MATERIAL SUPPLIED:
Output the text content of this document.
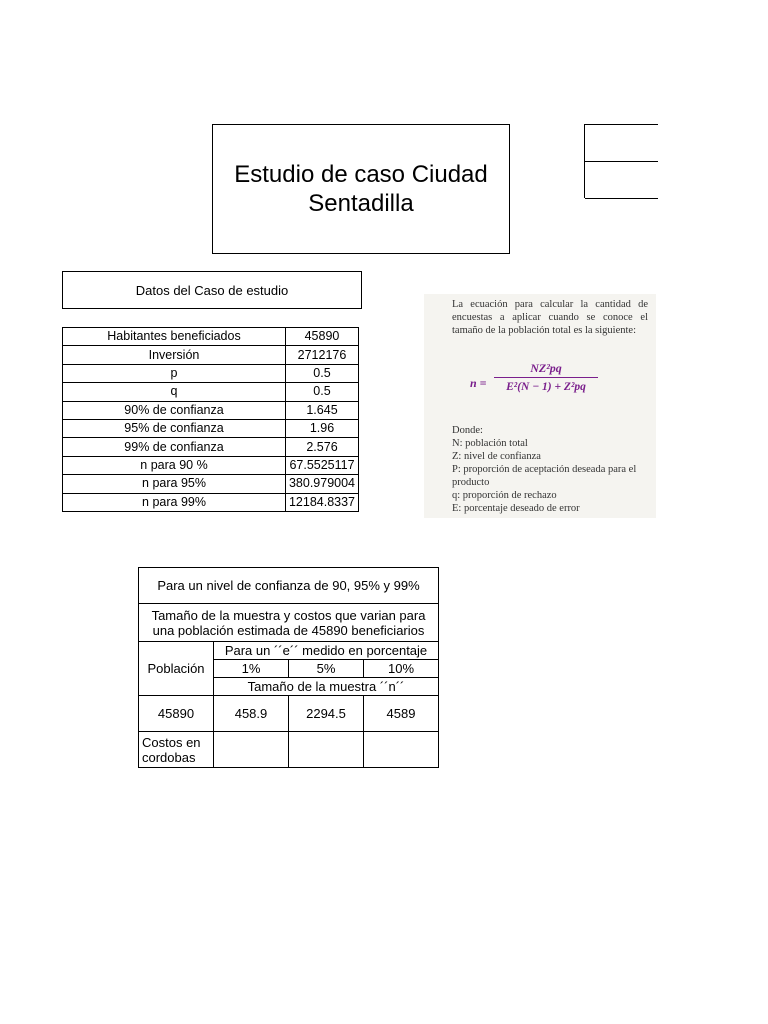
Estudio de caso Ciudad Sentadilla
Datos del Caso de estudio
Habitantes beneficiados	45890
Inversión	2712176
p	0.5
q	0.5
90% de confianza	1.645
95% de confianza	1.96
99% de confianza	2.576
n para 90 %	67.5525117
n para 95%	380.979004
n para 99%	12184.8337
La ecuación para calcular la cantidad de encuestas a aplicar cuando se conoce el tamaño de la población total es la siguiente:
n =
NZ²pq
E²(N − 1) + Z²pq
Donde:
N: población total
Z: nivel de confianza
P: proporción de aceptación deseada para el producto
q: proporción de rechazo
E: porcentaje deseado de error
Para un nivel de confianza de 90, 95% y 99%			
Tamaño de la muestra y costos que varian para una población estimada de 45890 beneficiarios			
Población	Para un ´´e´´ medido en porcentaje		
	1%	5%	10%
	Tamaño de la muestra ´´n´´		
45890	458.9	2294.5	4589
Costos en cordobas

THE PROBLEM:
All entries are to be retyped exactly. Omit any embedded images.

SOLVED EXERCISE:
Output the text content of this document.
Estudio de caso Ciudad Sentadilla
Datos del Caso de estudio
Habitantes beneficiados	45890
Inversión	2712176
p	0.5
q	0.5
90% de confianza	1.645
95% de confianza	1.96
99% de confianza	2.576
n para 90 %	67.5525117
n para 95%	380.979004
n para 99%	12184.8337
La ecuación para calcular la cantidad de encuestas a aplicar cuando se conoce el tamaño de la población total es la siguiente:
n =
NZ²pq
E²(N − 1) + Z²pq
Donde:
N: población total
Z: nivel de confianza
P: proporción de aceptación deseada para el producto
q: proporción de rechazo
E: porcentaje deseado de error
Para un nivel de confianza de 90, 95% y 99%			
Tamaño de la muestra y costos que varian para una población estimada de 45890 beneficiarios			
Población	Para un ´´e´´ medido en porcentaje		
	1%	5%	10%
	Tamaño de la muestra ´´n´´		
45890	458.9	2294.5	4589
Costos en cordobas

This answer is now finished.